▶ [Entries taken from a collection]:
::::::::::

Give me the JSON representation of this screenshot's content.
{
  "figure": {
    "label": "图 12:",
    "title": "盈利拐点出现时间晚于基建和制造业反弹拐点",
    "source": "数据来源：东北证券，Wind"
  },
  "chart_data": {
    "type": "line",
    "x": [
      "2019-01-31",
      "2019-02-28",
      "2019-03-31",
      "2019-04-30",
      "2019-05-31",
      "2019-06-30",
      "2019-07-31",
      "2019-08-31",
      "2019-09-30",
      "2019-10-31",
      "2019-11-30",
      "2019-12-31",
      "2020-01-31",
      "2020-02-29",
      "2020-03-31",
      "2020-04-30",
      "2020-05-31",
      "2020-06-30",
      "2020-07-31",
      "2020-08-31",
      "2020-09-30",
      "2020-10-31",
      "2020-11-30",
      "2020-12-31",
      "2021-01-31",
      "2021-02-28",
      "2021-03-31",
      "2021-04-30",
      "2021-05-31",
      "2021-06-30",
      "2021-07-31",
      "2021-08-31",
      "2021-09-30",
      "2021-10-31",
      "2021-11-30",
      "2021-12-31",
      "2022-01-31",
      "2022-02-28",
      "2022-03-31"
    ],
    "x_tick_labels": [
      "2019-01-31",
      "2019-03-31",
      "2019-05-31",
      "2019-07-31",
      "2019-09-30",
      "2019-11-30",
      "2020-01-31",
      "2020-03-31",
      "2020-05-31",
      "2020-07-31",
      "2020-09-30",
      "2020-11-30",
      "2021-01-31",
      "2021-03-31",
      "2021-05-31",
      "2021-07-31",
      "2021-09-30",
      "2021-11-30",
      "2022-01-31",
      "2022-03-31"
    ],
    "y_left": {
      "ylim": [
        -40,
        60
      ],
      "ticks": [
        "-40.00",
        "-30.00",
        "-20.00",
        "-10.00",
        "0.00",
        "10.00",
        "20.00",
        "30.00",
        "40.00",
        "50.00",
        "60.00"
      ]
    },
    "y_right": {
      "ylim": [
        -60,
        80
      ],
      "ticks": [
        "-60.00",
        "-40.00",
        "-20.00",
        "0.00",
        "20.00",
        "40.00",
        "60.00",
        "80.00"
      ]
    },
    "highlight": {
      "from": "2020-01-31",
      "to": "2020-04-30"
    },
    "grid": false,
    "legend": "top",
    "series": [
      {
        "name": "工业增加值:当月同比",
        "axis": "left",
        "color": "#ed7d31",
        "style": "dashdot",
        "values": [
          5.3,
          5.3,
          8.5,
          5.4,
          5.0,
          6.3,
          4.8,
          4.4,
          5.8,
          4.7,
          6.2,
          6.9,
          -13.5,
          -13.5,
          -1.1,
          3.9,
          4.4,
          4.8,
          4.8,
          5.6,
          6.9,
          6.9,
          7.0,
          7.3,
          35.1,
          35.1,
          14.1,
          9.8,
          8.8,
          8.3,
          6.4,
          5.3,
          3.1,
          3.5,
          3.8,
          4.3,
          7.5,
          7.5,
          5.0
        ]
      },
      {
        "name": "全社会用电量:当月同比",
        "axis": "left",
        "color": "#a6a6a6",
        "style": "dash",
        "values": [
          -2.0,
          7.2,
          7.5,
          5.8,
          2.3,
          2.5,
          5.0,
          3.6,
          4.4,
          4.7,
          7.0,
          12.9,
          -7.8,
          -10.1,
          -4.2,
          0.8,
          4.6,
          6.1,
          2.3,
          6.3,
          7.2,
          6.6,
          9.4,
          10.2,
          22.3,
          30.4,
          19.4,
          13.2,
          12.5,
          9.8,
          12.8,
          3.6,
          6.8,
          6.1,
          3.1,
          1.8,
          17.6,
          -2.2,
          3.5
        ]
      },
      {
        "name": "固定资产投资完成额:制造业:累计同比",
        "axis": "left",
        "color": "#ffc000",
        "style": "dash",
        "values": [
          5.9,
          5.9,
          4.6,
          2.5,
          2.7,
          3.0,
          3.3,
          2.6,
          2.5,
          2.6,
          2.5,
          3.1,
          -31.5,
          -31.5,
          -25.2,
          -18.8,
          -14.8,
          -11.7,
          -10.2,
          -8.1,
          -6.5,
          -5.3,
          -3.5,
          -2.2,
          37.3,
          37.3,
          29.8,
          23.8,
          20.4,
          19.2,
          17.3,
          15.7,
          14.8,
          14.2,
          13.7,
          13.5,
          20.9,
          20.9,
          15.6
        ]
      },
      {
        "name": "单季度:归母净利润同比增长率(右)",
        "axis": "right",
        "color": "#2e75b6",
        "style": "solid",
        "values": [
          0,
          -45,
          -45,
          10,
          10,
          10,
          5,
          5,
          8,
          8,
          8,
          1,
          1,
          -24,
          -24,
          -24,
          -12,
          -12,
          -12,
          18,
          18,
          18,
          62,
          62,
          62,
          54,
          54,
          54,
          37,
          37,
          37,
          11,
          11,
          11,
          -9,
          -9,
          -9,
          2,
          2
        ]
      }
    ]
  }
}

::::::::::

Quote every entry exactly.

▶ [Task output]:
Give me the JSON representation of this screenshot's content.
{
  "figure": {
    "label": "图 12:",
    "title": "盈利拐点出现时间晚于基建和制造业反弹拐点",
    "source": "数据来源：东北证券，Wind"
  },
  "chart_data": {
    "type": "line",
    "x": [
      "2019-01-31",
      "2019-02-28",
      "2019-03-31",
      "2019-04-30",
      "2019-05-31",
      "2019-06-30",
      "2019-07-31",
      "2019-08-31",
      "2019-09-30",
      "2019-10-31",
      "2019-11-30",
      "2019-12-31",
      "2020-01-31",
      "2020-02-29",
      "2020-03-31",
      "2020-04-30",
      "2020-05-31",
      "2020-06-30",
      "2020-07-31",
      "2020-08-31",
      "2020-09-30",
      "2020-10-31",
      "2020-11-30",
      "2020-12-31",
      "2021-01-31",
      "2021-02-28",
      "2021-03-31",
      "2021-04-30",
      "2021-05-31",
      "2021-06-30",
      "2021-07-31",
      "2021-08-31",
      "2021-09-30",
      "2021-10-31",
      "2021-11-30",
      "2021-12-31",
      "2022-01-31",
      "2022-02-28",
      "2022-03-31"
    ],
    "x_tick_labels": [
      "2019-01-31",
      "2019-03-31",
      "2019-05-31",
      "2019-07-31",
      "2019-09-30",
      "2019-11-30",
      "2020-01-31",
      "2020-03-31",
      "2020-05-31",
      "2020-07-31",
      "2020-09-30",
      "2020-11-30",
      "2021-01-31",
      "2021-03-31",
      "2021-05-31",
      "2021-07-31",
      "2021-09-30",
      "2021-11-30",
      "2022-01-31",
      "2022-03-31"
    ],
    "y_left": {
      "ylim": [
        -40,
        60
      ],
      "ticks": [
        "-40.00",
        "-30.00",
        "-20.00",
        "-10.00",
        "0.00",
        "10.00",
        "20.00",
        "30.00",
        "40.00",
        "50.00",
        "60.00"
      ]
    },
    "y_right": {
      "ylim": [
        -60,
        80
      ],
      "ticks": [
        "-60.00",
        "-40.00",
        "-20.00",
        "0.00",
        "20.00",
        "40.00",
        "60.00",
        "80.00"
      ]
    },
    "highlight": {
      "from": "2020-01-31",
      "to": "2020-04-30"
    },
    "grid": false,
    "legend": "top",
    "series": [
      {
        "name": "工业增加值:当月同比",
        "axis": "left",
        "color": "#ed7d31",
        "style": "dashdot",
        "values": [
          5.3,
          5.3,
          8.5,
          5.4,
          5.0,
          6.3,
          4.8,
          4.4,
          5.8,
          4.7,
          6.2,
          6.9,
          -13.5,
          -13.5,
          -1.1,
          3.9,
          4.4,
          4.8,
          4.8,
          5.6,
          6.9,
          6.9,
          7.0,
          7.3,
          35.1,
          35.1,
          14.1,
          9.8,
          8.8,
          8.3,
          6.4,
          5.3,
          3.1,
          3.5,
          3.8,
          4.3,
          7.5,
          7.5,
          5.0
        ]
      },
      {
        "name": "全社会用电量:当月同比",
        "axis": "left",
        "color": "#a6a6a6",
        "style": "dash",
        "values": [
          -2.0,
          7.2,
          7.5,
          5.8,
          2.3,
          2.5,
          5.0,
          3.6,
          4.4,
          4.7,
          7.0,
          12.9,
          -7.8,
          -10.1,
          -4.2,
          0.8,
          4.6,
          6.1,
          2.3,
          6.3,
          7.2,
          6.6,
          9.4,
          10.2,
          22.3,
          30.4,
          19.4,
          13.2,
          12.5,
          9.8,
          12.8,
          3.6,
          6.8,
          6.1,
          3.1,
          1.8,
          17.6,
          -2.2,
          3.5
        ]
      },
      {
        "name": "固定资产投资完成额:制造业:累计同比",
        "axis": "left",
        "color": "#ffc000",
        "style": "dash",
        "values": [
          5.9,
          5.9,
          4.6,
          2.5,
          2.7,
          3.0,
          3.3,
          2.6,
          2.5,
          2.6,
          2.5,
          3.1,
          -31.5,
          -31.5,
          -25.2,
          -18.8,
          -14.8,
          -11.7,
          -10.2,
          -8.1,
          -6.5,
          -5.3,
          -3.5,
          -2.2,
          37.3,
          37.3,
          29.8,
          23.8,
          20.4,
          19.2,
          17.3,
          15.7,
          14.8,
          14.2,
          13.7,
          13.5,
          20.9,
          20.9,
          15.6
        ]
      },
      {
        "name": "单季度:归母净利润同比增长率(右)",
        "axis": "right",
        "color": "#2e75b6",
        "style": "solid",
        "values": [
          0,
          -45,
          -45,
          10,
          10,
          10,
          5,
          5,
          8,
          8,
          8,
          1,
          1,
          -24,
          -24,
          -24,
          -12,
          -12,
          -12,
          18,
          18,
          18,
          62,
          62,
          62,
          54,
          54,
          54,
          37,
          37,
          37,
          11,
          11,
          11,
          -9,
          -9,
          -9,
          2,
          2
        ]
      }
    ]
  }
}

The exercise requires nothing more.